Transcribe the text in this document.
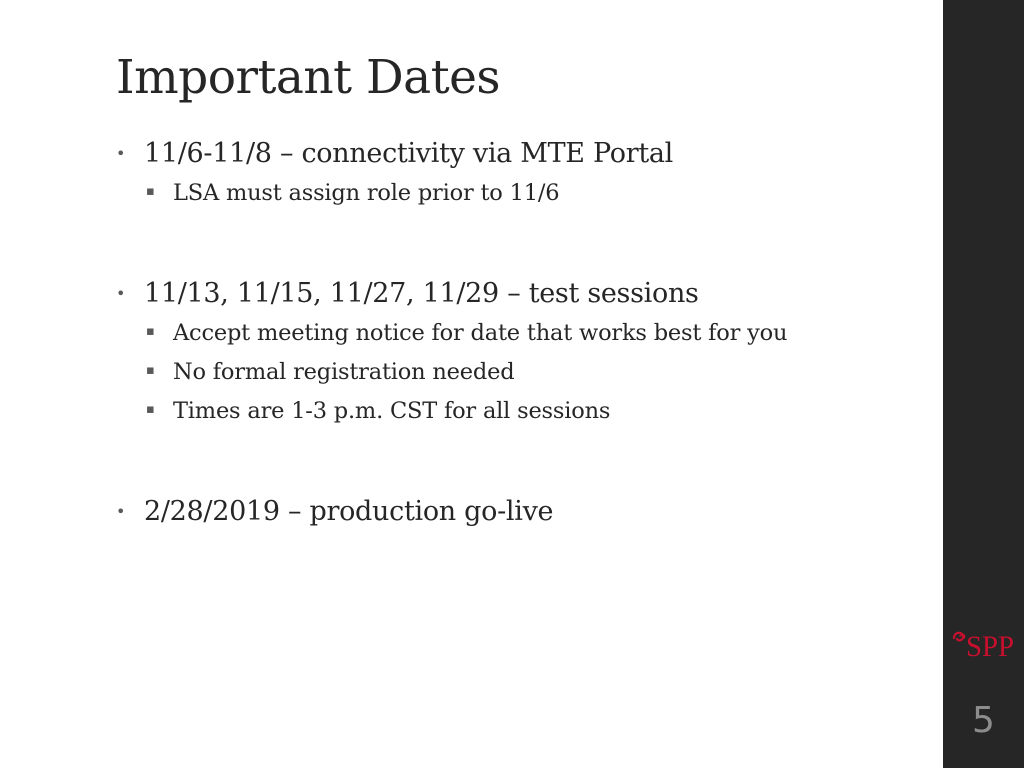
Important Dates
• 11/6-11/8 – connectivity via MTE Portal
▪ LSA must assign role prior to 11/6
• 11/13, 11/15, 11/27, 11/29 – test sessions
▪ Accept meeting notice for date that works best for you
▪ No formal registration needed
▪ Times are 1-3 p.m. CST for all sessions
• 2/28/2019 – production go-live
SPP
5
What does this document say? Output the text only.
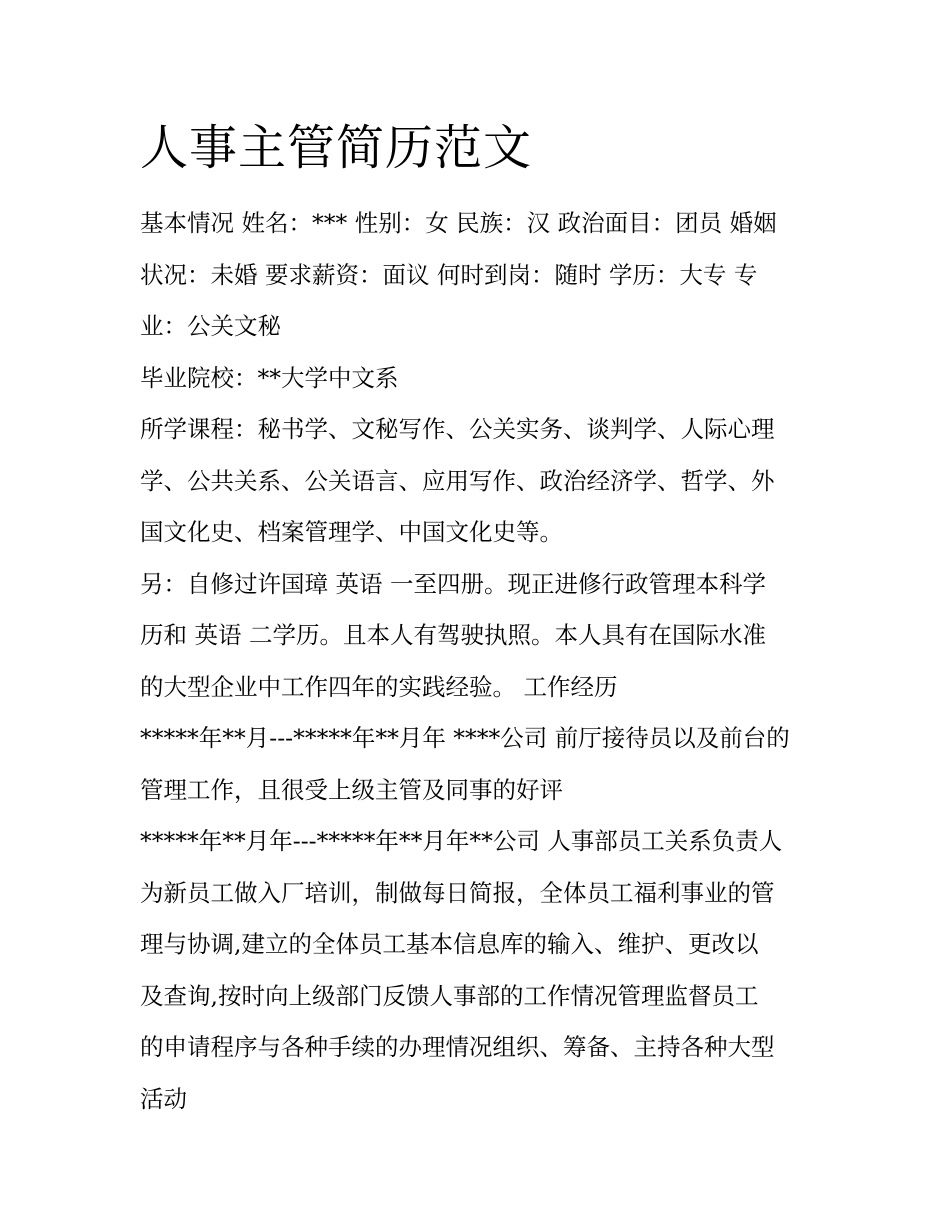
人事主管简历范文
基本情况 姓名：*** 性别：女 民族：汉 政治面目：团员 婚姻
状况：未婚 要求薪资：面议 何时到岗：随时 学历：大专 专
业：公关文秘
毕业院校：**大学中文系
所学课程：秘书学、文秘写作、公关实务、谈判学、人际心理
学、公共关系、公关语言、应用写作、政治经济学、哲学、外
国文化史、档案管理学、中国文化史等。
另：自修过许国璋 英语 一至四册。现正进修行政管理本科学
历和 英语 二学历。且本人有驾驶执照。本人具有在国际水准
的大型企业中工作四年的实践经验。 工作经历
*****年**月---*****年**月年 ****公司 前厅接待员以及前台的
管理工作，且很受上级主管及同事的好评
*****年**月年---*****年**月年**公司 人事部员工关系负责人
为新员工做入厂培训，制做每日简报，全体员工福利事业的管
理与协调,建立的全体员工基本信息库的输入、维护、更改以
及查询,按时向上级部门反馈人事部的工作情况管理监督员工
的申请程序与各种手续的办理情况组织、筹备、主持各种大型
活动
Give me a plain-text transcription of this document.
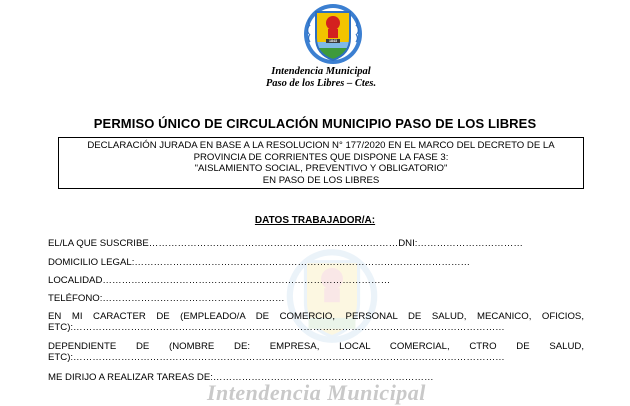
1843
Intendencia Municipal
Paso de los Libres – Ctes.
PERMISO ÚNICO DE CIRCULACIÓN MUNICIPIO PASO DE LOS LIBRES
DECLARACIÓN JURADA EN BASE A LA RESOLUCION N° 177/2020 EN EL MARCO DEL DECRETO DE LA
PROVINCIA DE CORRIENTES QUE DISPONE LA FASE 3:
"AISLAMIENTO SOCIAL, PREVENTIVO Y OBLIGATORIO"
EN PASO DE LOS LIBRES
DATOS TRABAJADOR/A:
EL/LA QUE SUSCRIBE……………………………………………………………………DNI:……………………………
DOMICILIO LEGAL:……………………………………………………………………………………………
LOCALIDAD………………………………………………………………………………
TELÉFONO:…………………………………………………
EN MI CARACTER DE (EMPLEADO/A DE COMERCIO, PERSONAL DE SALUD, MECANICO, OFICIOS,
ETC):………………………………………………………………………………………………………………………
DEPENDIENTE DE (NOMBRE DE: EMPRESA, LOCAL COMERCIAL, CTRO DE SALUD,
ETC):………………………………………………………………………………………………………………………
ME DIRIJO A REALIZAR TAREAS DE:……………………………………………………………
Intendencia Municipal
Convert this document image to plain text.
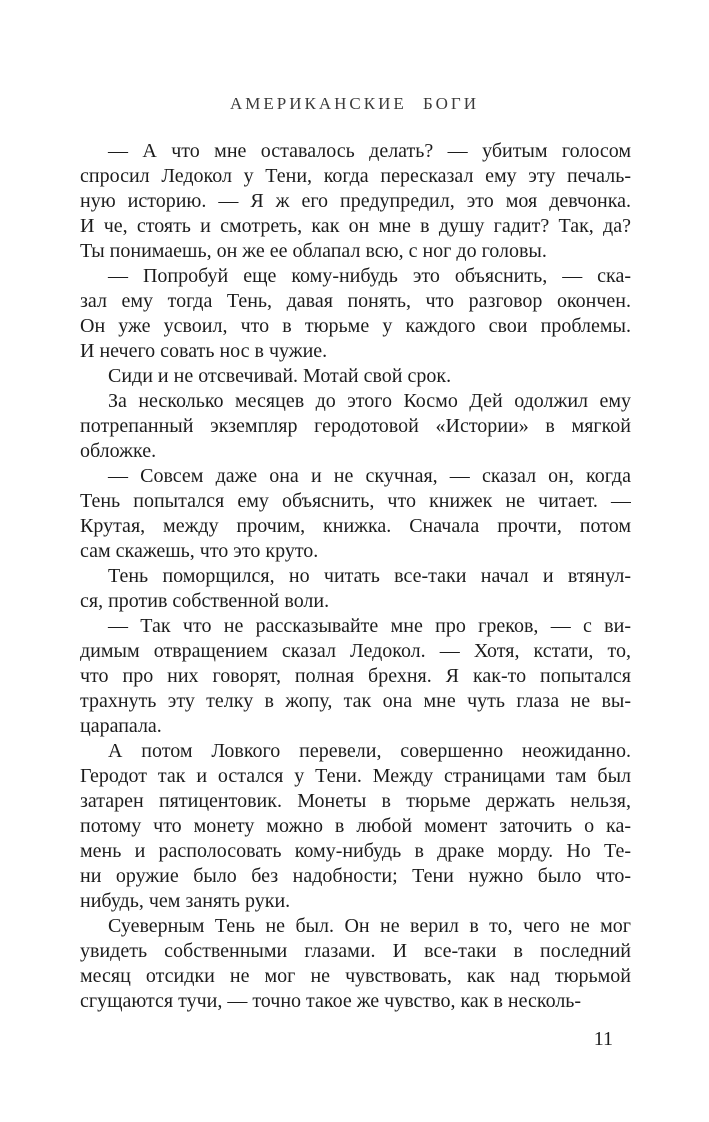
АМЕРИКАНСКИЕ БОГИ

— А что мне оставалось делать? — убитым голосом
спросил Ледокол у Тени, когда пересказал ему эту печаль-
ную историю. — Я ж его предупредил, это моя девчонка.
И че, стоять и смотреть, как он мне в душу гадит? Так, да?
Ты понимаешь, он же ее облапал всю, с ног до головы.

— Попробуй еще кому-нибудь это объяснить, — ска-
зал ему тогда Тень, давая понять, что разговор окончен.
Он уже усвоил, что в тюрьме у каждого свои проблемы.
И нечего совать нос в чужие.

Сиди и не отсвечивай. Мотай свой срок.

За несколько месяцев до этого Космо Дей одолжил ему
потрепанный экземпляр геродотовой «Истории» в мягкой
обложке.

— Совсем даже она и не скучная, — сказал он, когда
Тень попытался ему объяснить, что книжек не читает. —
Крутая, между прочим, книжка. Сначала прочти, потом
сам скажешь, что это круто.

Тень поморщился, но читать все-таки начал и втянул-
ся, против собственной воли.

— Так что не рассказывайте мне про греков, — с ви-
димым отвращением сказал Ледокол. — Хотя, кстати, то,
что про них говорят, полная брехня. Я как-то попытался
трахнуть эту телку в жопу, так она мне чуть глаза не вы-
царапала.

А потом Ловкого перевели, совершенно неожиданно.
Геродот так и остался у Тени. Между страницами там был
затарен пятицентовик. Монеты в тюрьме держать нельзя,
потому что монету можно в любой момент заточить о ка-
мень и располосовать кому-нибудь в драке морду. Но Те-
ни оружие было без надобности; Тени нужно было что-
нибудь, чем занять руки.

Суеверным Тень не был. Он не верил в то, чего не мог
увидеть собственными глазами. И все-таки в последний
месяц отсидки не мог не чувствовать, как над тюрьмой
сгущаются тучи, — точно такое же чувство, как в несколь-

11
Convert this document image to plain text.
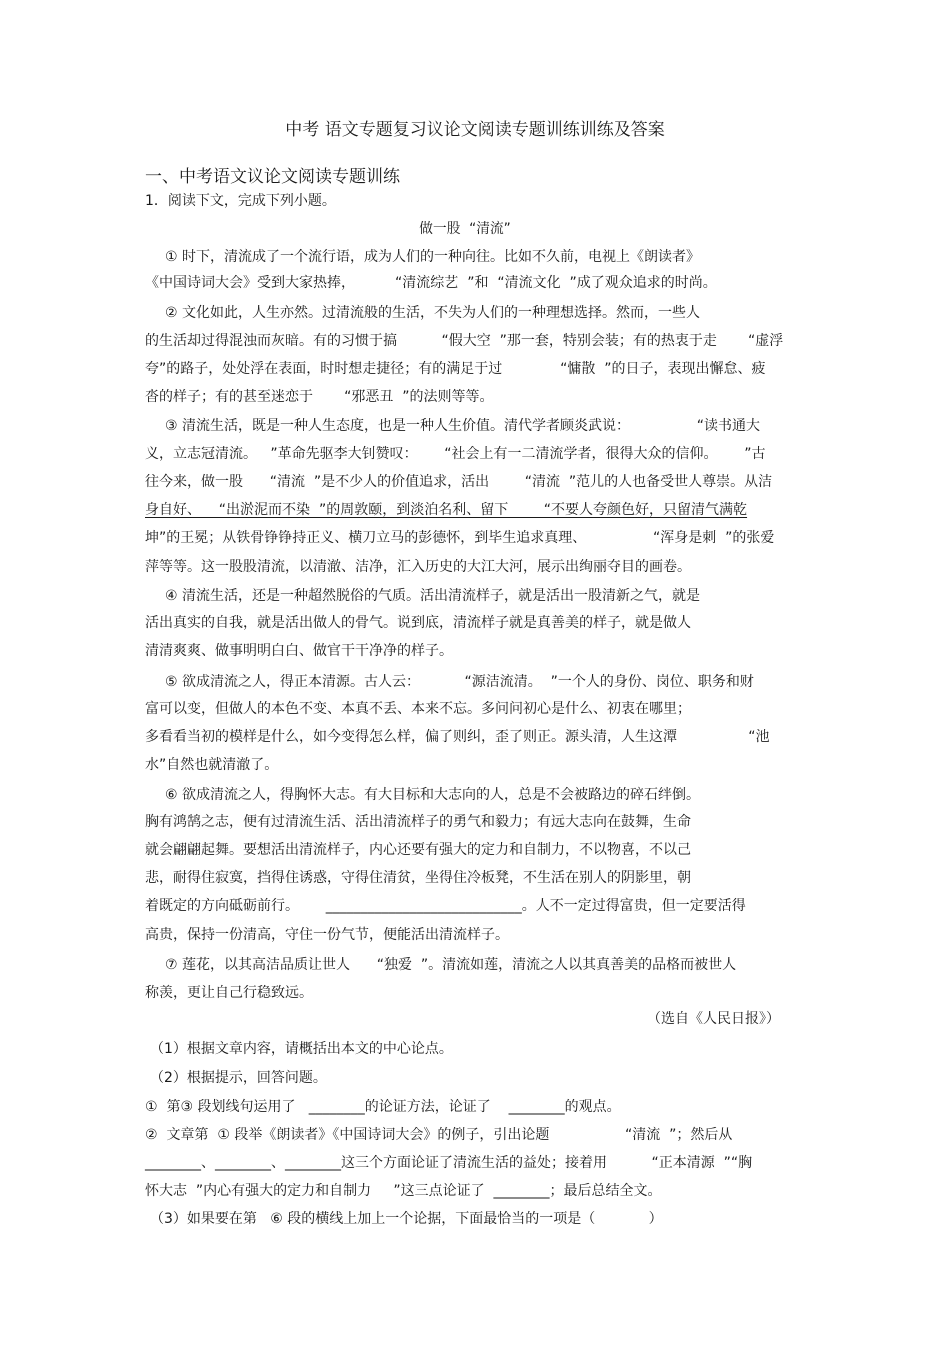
中考 语文专题复习议论文阅读专题训练训练及答案
一、中考语文议论文阅读专题训练
1．阅读下文，完成下列小题。
做一股  “清流”
① 时下，清流成了一个流行语，成为人们的一种向往。比如不久前，电视上《朗读者》
《中国诗词大会》受到大家热捧，         “清流综艺  ”和  “清流文化  ”成了观众追求的时尚。
② 文化如此，人生亦然。过清流般的生活，不失为人们的一种理想选择。然而，一些人
的生活却过得混浊而灰暗。有的习惯于搞          “假大空  ”那一套，特别会装；有的热衷于走       “虚浮
夸”的路子，处处浮在表面，时时想走捷径；有的满足于过             “慵散  ”的日子，表现出懈怠、疲
沓的样子；有的甚至迷恋于       “邪恶丑  ”的法则等等。
③ 清流生活，既是一种人生态度，也是一种人生价值。清代学者顾炎武说：               “读书通大
义，立志冠清流。   ”革命先驱李大钊赞叹：      “社会上有一二清流学者，很得大众的信仰。      ”古
往今来，做一股      “清流  ”是不少人的价值追求，活出        “清流  ”范儿的人也备受世人尊崇。从洁
身自好、    “出淤泥而不染  ”的周敦颐，到淡泊名利、留下        “不要人夸颜色好，只留清气满乾
坤”的王冕；从铁骨铮铮持正义、横刀立马的彭德怀，到毕生追求真理、               “浑身是刺  ”的张爱
萍等等。这一股股清流，以清澈、洁净，汇入历史的大江大河，展示出绚丽夺目的画卷。
④ 清流生活，还是一种超然脱俗的气质。活出清流样子，就是活出一股清新之气，就是
活出真实的自我，就是活出做人的骨气。说到底，清流样子就是真善美的样子，就是做人
清清爽爽、做事明明白白、做官干干净净的样子。
⑤ 欲成清流之人，得正本清源。古人云：          “源洁流清。  ”一个人的身份、岗位、职务和财
富可以变，但做人的本色不变、本真不丢、本来不忘。多问问初心是什么、初衷在哪里；
多看看当初的模样是什么，如今变得怎么样，偏了则纠，歪了则正。源头清，人生这潭                “池
水”自然也就清澈了。
⑥ 欲成清流之人，得胸怀大志。有大目标和大志向的人，总是不会被路边的碎石绊倒。
胸有鸿鹄之志，便有过清流生活、活出清流样子的勇气和毅力；有远大志向在鼓舞，生命
就会翩翩起舞。要想活出清流样子，内心还要有强大的定力和自制力，不以物喜，不以己
悲，耐得住寂寞，挡得住诱惑，守得住清贫，坐得住冷板凳，不生活在别人的阴影里，朝
着既定的方向砥砺前行。      ____________________________。人不一定过得富贵，但一定要活得
高贵，保持一份清高，守住一份气节，便能活出清流样子。
⑦ 莲花，以其高洁品质让世人      “独爱  ”。清流如莲，清流之人以其真善美的品格而被世人
称羡，更让自己行稳致远。
（选自《人民日报》）
（1）根据文章内容，请概括出本文的中心论点。
（2）根据提示，回答问题。
①  第③ 段划线句运用了   ________的论证方法，论证了    ________的观点。
②  文章第  ① 段举《朗读者》《中国诗词大会》的例子，引出论题                 “清流  ”；然后从
________、________、________这三个方面论证了清流生活的益处；接着用          “正本清源  ”“胸
怀大志  ”内心有强大的定力和自制力     ”这三点论证了  ________；最后总结全文。
（3）如果要在第   ⑥ 段的横线上加上一个论据，下面最恰当的一项是（            ）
__________________________________________________
• **WRITTEN TASK**
Isolate each line of the listing above that includes "SALUD". Copy it.

• **TASK RESPONSE**
EN MI CARACTER DE (EMPLEADO/A DE COMERCIO, PERSONAL DE SALUD, MECANICO, OFICIOS,
DEPENDIENTE DE (NOMBRE DE: EMPRESA, LOCAL COMERCIAL, CTRO DE SALUD,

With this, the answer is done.